### THE EXERCISE
In the text on commit messages, where did the writer pick up the habit of cursing?

### EXTRACT TO READ
## begin

Cursing is a vice of mine, acquired through summers of cleaning bathrooms and
picking up trash at a state park in high school. I use euphamisms when coding
professionally, but it's easy to map my commit messages at old companies back
to my original swear.

"Blameless" bug:

    
    
       Original: Now recalculates the height of the container element after repopulating
           the content.
       Translation: Did Bob test this fucking thing ONCE before he committed this?
    

Fixing my own mistake:

    
    
       Original: Tweaks the NUM_PATHS config value.
       Translation: Wow, I apparently have shit-for-brains. I hope nobody ran a build in
           the past 20 minutes.
    

Overdesigning:

    
    
       Original: Updates the object creation code per Bob's feedback.
       Translation: Another Goddamn FactoryFactoryBuilder?! I officially don't 
           understand this codebase.

## end

### ENTRIES SHOWN
## begin

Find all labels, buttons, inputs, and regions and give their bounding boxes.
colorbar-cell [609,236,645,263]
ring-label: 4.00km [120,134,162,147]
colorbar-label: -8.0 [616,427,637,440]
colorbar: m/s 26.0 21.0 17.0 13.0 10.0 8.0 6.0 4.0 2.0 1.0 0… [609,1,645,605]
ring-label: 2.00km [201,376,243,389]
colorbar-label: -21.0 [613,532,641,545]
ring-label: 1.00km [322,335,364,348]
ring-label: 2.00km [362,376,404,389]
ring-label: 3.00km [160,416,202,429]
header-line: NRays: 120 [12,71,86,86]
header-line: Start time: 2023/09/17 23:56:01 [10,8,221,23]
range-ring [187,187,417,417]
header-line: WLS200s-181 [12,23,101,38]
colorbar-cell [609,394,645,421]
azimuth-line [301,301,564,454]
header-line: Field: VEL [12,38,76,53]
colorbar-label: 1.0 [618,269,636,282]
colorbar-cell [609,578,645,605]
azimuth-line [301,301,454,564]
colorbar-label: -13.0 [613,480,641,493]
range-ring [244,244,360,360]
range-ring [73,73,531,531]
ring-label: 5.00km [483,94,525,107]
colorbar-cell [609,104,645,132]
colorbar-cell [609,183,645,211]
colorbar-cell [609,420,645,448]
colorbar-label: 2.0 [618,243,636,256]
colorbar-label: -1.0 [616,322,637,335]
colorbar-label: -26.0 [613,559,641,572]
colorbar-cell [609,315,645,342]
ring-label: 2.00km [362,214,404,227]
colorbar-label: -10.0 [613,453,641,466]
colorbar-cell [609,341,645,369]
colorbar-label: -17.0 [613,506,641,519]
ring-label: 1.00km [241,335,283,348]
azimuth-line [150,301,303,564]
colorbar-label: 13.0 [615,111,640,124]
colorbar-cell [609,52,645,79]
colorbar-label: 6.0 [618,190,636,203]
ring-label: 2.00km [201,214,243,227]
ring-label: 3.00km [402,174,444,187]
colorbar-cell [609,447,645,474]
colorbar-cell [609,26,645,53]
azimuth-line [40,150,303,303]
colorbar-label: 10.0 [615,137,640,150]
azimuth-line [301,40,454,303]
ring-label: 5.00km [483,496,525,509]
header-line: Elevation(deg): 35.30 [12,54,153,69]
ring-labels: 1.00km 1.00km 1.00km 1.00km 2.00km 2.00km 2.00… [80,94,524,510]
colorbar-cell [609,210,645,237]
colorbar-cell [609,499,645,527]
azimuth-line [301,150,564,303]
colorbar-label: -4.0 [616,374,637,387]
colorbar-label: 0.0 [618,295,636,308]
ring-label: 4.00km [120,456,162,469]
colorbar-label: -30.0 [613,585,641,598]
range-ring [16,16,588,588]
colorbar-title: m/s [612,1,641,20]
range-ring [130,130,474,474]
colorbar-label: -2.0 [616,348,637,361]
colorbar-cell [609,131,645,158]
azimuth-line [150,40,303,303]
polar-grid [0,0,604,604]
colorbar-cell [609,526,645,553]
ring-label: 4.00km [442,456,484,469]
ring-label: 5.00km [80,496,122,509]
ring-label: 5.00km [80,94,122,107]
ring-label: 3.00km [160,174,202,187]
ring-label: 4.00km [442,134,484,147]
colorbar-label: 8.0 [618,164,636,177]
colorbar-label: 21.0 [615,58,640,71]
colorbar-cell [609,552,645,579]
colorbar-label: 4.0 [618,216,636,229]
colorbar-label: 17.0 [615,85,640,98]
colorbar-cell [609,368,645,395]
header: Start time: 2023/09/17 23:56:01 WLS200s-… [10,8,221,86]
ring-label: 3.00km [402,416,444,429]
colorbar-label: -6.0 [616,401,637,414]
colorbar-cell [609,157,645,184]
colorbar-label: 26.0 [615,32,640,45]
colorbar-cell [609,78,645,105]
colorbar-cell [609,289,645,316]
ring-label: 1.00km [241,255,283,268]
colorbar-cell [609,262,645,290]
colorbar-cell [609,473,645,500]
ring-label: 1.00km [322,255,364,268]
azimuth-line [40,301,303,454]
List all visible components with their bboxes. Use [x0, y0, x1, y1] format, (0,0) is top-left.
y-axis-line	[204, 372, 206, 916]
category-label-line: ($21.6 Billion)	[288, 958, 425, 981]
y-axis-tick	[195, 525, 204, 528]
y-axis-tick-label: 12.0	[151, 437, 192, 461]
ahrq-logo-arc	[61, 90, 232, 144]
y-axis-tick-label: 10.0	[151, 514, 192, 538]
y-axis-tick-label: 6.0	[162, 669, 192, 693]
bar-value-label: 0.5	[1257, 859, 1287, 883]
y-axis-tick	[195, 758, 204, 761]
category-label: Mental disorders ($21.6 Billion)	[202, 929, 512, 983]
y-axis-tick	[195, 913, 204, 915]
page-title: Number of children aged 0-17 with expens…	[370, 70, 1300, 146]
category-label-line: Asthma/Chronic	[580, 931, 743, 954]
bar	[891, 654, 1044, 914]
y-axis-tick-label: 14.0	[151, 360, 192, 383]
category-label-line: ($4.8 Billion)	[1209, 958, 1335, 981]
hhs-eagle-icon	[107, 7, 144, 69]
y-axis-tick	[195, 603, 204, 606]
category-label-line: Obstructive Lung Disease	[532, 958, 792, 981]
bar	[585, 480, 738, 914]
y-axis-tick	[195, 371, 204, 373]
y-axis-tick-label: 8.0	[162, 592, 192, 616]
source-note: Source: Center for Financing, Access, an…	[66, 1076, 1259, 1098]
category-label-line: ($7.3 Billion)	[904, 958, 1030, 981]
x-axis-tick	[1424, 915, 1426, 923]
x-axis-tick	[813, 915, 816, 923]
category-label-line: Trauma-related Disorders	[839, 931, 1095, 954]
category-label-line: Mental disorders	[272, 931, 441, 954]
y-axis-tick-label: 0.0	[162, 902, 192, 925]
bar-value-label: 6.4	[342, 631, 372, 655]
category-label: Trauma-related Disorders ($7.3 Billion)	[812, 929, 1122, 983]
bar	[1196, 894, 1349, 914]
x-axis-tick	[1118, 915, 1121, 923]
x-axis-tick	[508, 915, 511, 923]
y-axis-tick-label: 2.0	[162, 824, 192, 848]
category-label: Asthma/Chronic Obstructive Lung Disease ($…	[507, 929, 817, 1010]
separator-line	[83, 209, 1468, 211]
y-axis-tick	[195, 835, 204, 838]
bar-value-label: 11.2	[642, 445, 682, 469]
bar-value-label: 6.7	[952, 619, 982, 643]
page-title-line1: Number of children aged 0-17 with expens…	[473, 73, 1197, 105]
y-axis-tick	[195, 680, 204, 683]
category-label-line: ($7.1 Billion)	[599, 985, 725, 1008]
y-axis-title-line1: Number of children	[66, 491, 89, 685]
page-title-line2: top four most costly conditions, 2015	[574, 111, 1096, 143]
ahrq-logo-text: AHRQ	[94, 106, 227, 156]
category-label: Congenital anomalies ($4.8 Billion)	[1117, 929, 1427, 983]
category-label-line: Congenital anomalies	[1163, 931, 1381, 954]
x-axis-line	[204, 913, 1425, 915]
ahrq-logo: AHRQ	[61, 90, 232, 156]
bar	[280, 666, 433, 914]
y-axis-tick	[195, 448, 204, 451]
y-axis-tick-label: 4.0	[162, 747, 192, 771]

## end

### PROBLEM SOLUTION
At a state park, during high school summers spent cleaning bathrooms and picking up trash.